* **Required task**
Retype each entry below exactly as it stands.

Dataset items
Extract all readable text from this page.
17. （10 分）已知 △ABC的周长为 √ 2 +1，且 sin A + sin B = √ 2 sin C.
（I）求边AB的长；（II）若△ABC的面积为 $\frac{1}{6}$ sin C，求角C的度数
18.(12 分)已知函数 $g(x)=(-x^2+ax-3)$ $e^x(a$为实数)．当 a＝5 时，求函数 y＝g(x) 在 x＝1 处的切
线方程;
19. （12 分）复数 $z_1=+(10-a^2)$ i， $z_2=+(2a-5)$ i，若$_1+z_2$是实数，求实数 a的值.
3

* **Correct result**
Extract all readable text from this page.
17. （10 分）已知 △ABC的周长为 √ 2 +1，且 sin A + sin B = √ 2 sin C.
（I）求边AB的长；（II）若△ABC的面积为 $\frac{1}{6}$ sin C，求角C的度数
18.(12 分)已知函数 $g(x)=(-x^2+ax-3)$ $e^x(a$为实数)．当 a＝5 时，求函数 y＝g(x) 在 x＝1 处的切
线方程;
19. （12 分）复数 $z_1=+(10-a^2)$ i， $z_2=+(2a-5)$ i，若$_1+z_2$是实数，求实数 a的值.
3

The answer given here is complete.